** BEGIN MATERIAL PROVIDED **

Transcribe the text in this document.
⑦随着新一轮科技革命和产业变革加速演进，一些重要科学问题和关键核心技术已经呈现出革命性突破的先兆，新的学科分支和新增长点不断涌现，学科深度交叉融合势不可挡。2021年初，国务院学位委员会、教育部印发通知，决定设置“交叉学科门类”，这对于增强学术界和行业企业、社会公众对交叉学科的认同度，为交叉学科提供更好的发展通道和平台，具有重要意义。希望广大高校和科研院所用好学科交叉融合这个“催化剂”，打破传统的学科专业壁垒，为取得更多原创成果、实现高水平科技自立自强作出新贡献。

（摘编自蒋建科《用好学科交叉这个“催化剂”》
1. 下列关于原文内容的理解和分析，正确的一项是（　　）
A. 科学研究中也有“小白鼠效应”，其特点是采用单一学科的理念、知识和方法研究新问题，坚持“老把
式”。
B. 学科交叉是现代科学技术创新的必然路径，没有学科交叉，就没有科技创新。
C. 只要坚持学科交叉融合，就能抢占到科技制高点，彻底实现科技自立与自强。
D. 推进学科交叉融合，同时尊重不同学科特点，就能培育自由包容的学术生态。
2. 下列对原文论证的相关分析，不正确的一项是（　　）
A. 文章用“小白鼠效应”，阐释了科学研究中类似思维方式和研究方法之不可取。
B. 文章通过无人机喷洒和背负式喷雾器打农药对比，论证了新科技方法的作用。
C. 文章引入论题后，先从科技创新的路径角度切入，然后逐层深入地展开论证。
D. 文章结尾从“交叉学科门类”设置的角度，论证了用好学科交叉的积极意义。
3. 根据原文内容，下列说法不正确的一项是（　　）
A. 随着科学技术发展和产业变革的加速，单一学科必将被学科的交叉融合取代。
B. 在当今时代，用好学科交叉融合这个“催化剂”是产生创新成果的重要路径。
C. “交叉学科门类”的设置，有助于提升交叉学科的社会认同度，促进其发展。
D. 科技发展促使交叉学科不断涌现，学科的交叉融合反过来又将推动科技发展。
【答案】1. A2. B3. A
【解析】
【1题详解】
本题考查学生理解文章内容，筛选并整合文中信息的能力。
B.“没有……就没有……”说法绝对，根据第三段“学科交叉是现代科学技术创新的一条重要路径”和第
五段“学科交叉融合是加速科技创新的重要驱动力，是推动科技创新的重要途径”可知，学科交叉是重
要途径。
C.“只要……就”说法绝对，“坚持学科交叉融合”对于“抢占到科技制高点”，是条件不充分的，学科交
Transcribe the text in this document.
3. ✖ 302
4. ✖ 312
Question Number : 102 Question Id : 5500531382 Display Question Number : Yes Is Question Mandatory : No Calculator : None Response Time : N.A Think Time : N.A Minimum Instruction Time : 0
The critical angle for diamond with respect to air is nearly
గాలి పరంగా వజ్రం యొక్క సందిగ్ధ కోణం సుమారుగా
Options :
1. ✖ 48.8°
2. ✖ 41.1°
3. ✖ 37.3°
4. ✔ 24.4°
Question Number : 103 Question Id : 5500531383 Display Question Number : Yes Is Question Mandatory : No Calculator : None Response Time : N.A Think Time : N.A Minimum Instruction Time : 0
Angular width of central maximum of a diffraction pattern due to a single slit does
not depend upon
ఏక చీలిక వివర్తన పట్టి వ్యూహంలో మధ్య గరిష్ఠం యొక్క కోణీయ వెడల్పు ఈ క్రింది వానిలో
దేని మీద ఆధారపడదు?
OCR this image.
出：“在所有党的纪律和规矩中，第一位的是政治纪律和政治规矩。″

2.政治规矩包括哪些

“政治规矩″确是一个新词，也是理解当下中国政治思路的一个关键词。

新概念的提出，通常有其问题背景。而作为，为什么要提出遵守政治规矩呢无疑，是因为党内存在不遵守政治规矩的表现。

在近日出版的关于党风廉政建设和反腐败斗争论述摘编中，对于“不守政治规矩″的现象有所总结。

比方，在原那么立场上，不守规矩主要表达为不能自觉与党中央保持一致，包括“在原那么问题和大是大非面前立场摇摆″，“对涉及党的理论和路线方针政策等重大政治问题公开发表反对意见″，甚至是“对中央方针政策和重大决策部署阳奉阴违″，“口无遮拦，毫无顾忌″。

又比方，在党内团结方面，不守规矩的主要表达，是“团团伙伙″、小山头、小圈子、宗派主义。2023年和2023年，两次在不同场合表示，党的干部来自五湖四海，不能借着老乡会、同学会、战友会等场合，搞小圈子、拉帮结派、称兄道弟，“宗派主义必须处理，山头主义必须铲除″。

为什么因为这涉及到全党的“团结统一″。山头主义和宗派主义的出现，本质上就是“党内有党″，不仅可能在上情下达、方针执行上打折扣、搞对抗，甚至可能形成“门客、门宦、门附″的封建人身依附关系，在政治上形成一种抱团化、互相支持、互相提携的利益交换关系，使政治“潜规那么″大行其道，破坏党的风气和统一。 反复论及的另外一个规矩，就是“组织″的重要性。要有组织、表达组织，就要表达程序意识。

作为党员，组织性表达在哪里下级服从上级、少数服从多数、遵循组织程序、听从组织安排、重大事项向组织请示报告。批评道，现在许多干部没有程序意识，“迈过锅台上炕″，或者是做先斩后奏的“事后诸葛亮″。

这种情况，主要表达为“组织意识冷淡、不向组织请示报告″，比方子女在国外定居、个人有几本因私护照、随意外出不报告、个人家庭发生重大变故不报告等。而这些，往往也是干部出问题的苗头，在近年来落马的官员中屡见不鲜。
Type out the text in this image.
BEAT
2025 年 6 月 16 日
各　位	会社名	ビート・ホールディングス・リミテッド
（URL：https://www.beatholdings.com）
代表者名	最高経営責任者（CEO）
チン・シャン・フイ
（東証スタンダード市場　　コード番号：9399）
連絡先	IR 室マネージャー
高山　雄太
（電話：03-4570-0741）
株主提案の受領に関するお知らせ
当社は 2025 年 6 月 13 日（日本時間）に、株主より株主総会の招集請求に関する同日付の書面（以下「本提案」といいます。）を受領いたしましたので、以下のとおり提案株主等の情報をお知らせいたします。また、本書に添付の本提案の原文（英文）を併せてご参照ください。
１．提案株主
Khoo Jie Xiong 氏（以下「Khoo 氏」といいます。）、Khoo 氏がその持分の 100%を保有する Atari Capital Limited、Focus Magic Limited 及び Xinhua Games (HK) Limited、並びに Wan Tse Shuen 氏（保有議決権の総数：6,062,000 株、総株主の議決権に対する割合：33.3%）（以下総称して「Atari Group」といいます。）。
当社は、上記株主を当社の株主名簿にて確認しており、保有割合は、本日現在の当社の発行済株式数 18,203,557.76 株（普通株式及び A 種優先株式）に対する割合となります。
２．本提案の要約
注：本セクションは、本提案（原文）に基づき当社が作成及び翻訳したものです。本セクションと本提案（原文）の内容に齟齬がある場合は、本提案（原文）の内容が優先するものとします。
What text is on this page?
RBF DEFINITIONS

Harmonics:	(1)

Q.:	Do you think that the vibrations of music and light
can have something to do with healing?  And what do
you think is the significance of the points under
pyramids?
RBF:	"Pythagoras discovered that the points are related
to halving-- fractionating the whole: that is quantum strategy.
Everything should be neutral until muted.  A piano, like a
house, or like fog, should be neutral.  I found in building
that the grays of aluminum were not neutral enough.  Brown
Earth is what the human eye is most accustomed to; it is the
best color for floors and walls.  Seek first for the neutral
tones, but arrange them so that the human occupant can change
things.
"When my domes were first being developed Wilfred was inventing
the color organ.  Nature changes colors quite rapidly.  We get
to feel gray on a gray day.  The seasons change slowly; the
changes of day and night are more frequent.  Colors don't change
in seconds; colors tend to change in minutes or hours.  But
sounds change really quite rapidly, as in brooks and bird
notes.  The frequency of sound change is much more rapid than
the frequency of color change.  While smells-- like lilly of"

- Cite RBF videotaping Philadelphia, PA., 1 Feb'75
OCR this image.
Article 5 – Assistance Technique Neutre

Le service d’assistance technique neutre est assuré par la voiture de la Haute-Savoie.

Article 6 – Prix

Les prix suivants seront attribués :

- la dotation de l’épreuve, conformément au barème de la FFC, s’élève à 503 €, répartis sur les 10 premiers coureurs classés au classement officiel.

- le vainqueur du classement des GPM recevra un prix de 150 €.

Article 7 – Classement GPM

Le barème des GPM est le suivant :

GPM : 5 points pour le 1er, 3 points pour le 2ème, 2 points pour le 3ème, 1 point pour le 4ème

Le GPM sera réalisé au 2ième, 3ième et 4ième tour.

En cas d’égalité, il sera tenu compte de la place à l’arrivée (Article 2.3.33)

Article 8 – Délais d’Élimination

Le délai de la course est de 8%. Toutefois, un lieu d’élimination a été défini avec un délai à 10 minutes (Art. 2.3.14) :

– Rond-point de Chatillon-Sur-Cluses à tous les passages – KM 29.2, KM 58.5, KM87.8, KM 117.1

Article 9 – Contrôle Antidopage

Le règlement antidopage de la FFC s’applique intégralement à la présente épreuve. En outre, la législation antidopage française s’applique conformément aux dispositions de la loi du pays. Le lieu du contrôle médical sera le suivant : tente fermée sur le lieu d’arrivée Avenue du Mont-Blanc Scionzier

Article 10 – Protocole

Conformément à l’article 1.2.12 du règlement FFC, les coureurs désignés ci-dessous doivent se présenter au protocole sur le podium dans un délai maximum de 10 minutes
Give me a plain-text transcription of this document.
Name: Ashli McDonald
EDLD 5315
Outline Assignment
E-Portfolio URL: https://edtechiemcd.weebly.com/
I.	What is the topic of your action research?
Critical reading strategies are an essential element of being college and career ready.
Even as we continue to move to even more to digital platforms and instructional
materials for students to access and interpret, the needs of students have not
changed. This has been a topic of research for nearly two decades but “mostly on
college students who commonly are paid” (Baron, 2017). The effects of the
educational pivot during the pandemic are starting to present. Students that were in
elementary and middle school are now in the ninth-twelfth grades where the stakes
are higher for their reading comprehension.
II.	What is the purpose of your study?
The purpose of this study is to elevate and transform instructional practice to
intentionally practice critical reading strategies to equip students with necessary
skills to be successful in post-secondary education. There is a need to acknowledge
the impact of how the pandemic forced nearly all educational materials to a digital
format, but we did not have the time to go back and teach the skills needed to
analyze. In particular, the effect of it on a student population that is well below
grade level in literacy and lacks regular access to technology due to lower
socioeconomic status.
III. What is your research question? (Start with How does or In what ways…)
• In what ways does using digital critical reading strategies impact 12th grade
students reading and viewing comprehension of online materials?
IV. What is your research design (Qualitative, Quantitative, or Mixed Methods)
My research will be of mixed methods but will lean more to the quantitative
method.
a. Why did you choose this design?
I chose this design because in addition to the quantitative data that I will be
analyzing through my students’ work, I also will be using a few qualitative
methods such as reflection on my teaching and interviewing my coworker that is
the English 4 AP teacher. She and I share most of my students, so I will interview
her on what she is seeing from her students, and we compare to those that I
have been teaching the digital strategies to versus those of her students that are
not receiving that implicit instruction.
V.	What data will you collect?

** END MATERIAL PROVIDED **

> TASK
Pick out all lines from the data above in which the word "pandemic" appears.

> EXERCISE RESULT
educational pivot during the pandemic are starting to present. Students that were in
the impact of how the pandemic forced nearly all educational materials to a digital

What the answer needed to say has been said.